**Stored records:**
==========

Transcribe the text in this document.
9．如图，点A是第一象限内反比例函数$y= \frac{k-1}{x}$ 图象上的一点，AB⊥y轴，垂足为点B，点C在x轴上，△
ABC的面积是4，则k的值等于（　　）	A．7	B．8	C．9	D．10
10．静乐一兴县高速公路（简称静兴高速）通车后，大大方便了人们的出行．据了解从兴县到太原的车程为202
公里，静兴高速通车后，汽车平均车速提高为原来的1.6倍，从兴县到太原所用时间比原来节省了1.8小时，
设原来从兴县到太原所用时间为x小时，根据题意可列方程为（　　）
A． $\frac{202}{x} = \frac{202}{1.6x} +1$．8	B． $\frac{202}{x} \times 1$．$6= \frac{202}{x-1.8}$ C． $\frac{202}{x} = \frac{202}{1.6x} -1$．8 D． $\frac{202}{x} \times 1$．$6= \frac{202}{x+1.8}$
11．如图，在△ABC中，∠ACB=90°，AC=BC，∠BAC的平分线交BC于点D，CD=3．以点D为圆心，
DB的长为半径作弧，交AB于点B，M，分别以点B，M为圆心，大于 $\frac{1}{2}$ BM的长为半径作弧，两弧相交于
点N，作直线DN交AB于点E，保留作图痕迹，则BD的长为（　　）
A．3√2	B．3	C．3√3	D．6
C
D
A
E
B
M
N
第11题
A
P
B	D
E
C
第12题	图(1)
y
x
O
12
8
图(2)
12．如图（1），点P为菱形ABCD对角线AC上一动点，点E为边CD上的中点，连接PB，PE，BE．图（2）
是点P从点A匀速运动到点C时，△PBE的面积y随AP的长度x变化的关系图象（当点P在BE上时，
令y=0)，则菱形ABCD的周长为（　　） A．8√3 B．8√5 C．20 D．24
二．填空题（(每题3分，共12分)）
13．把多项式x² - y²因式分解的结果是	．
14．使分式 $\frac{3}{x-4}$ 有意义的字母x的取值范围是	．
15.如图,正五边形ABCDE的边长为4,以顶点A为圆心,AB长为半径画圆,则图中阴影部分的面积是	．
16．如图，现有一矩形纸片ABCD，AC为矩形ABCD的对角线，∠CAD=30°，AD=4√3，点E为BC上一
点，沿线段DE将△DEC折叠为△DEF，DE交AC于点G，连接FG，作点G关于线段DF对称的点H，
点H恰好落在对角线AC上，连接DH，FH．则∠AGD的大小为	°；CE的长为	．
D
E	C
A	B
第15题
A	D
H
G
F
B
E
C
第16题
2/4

==========

**Requirement:** Copy each line of the records that contains the word "frac".

**Exercise result:**
9．如图，点A是第一象限内反比例函数$y= \frac{k-1}{x}$ 图象上的一点，AB⊥y轴，垂足为点B，点C在x轴上，△
A． $\frac{202}{x} = \frac{202}{1.6x} +1$．8	B． $\frac{202}{x} \times 1$．$6= \frac{202}{x-1.8}$ C． $\frac{202}{x} = \frac{202}{1.6x} -1$．8 D． $\frac{202}{x} \times 1$．$6= \frac{202}{x+1.8}$
DB的长为半径作弧，交AB于点B，M，分别以点B，M为圆心，大于 $\frac{1}{2}$ BM的长为半径作弧，两弧相交于
14．使分式 $\frac{3}{x-4}$ 有意义的字母x的取值范围是	．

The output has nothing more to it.